Pictures stay out of your copy, but everything else in the records below must be repeated exactly.

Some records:
>>

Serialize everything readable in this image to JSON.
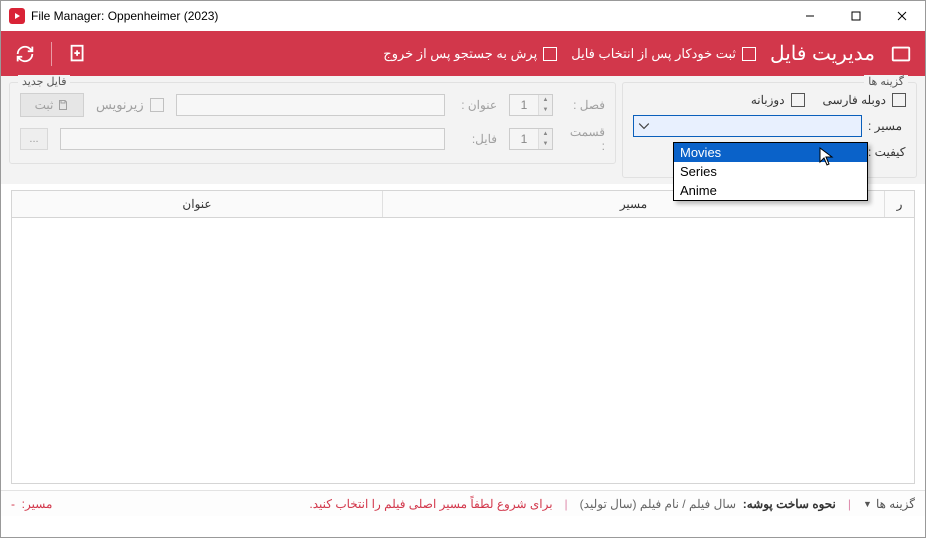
{
  "window": {
    "title": "File Manager: Oppenheimer (2023)"
  },
  "toolbar": {
    "app_title": "مدیریت فایل",
    "chk_autosave": "ثبت خودکار پس از انتخاب فایل",
    "chk_jump": "پرش به جستجو پس از خروج"
  },
  "options": {
    "legend": "گزینه ها",
    "chk_dub": "دوبله فارسی",
    "chk_bilingual": "دوزبانه",
    "lbl_path": "مسیر :",
    "lbl_quality": "کیفیت :",
    "dropdown": {
      "items": [
        "Movies",
        "Series",
        "Anime"
      ],
      "selected_index": 0
    }
  },
  "newfile": {
    "legend": "فایل جدید",
    "lbl_season": "فصل :",
    "lbl_episode": "قسمت :",
    "lbl_title": "عنوان :",
    "lbl_file": "فایل:",
    "chk_subtitle": "زیرنویس",
    "btn_submit": "ثبت",
    "spin_season": "1",
    "spin_episode": "1",
    "btn_browse": "..."
  },
  "grid": {
    "col_row": "ر",
    "col_path": "مسیر",
    "col_title": "عنوان"
  },
  "status": {
    "options": "گزینه ها",
    "folder_label": "نحوه ساخت پوشه:",
    "folder_value": "سال فیلم / نام فیلم (سال تولید)",
    "warn": "برای شروع لطفاً مسیر اصلی فیلم را انتخاب کنید.",
    "path_label": "مسیر:",
    "path_value": "-"
  }
}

<<

### REPLY
Serialize everything readable in this image to JSON.
{
  "window": {
    "title": "File Manager: Oppenheimer (2023)"
  },
  "toolbar": {
    "app_title": "مدیریت فایل",
    "chk_autosave": "ثبت خودکار پس از انتخاب فایل",
    "chk_jump": "پرش به جستجو پس از خروج"
  },
  "options": {
    "legend": "گزینه ها",
    "chk_dub": "دوبله فارسی",
    "chk_bilingual": "دوزبانه",
    "lbl_path": "مسیر :",
    "lbl_quality": "کیفیت :",
    "dropdown": {
      "items": [
        "Movies",
        "Series",
        "Anime"
      ],
      "selected_index": 0
    }
  },
  "newfile": {
    "legend": "فایل جدید",
    "lbl_season": "فصل :",
    "lbl_episode": "قسمت :",
    "lbl_title": "عنوان :",
    "lbl_file": "فایل:",
    "chk_subtitle": "زیرنویس",
    "btn_submit": "ثبت",
    "spin_season": "1",
    "spin_episode": "1",
    "btn_browse": "..."
  },
  "grid": {
    "col_row": "ر",
    "col_path": "مسیر",
    "col_title": "عنوان"
  },
  "status": {
    "options": "گزینه ها",
    "folder_label": "نحوه ساخت پوشه:",
    "folder_value": "سال فیلم / نام فیلم (سال تولید)",
    "warn": "برای شروع لطفاً مسیر اصلی فیلم را انتخاب کنید.",
    "path_label": "مسیر:",
    "path_value": "-"
  }
}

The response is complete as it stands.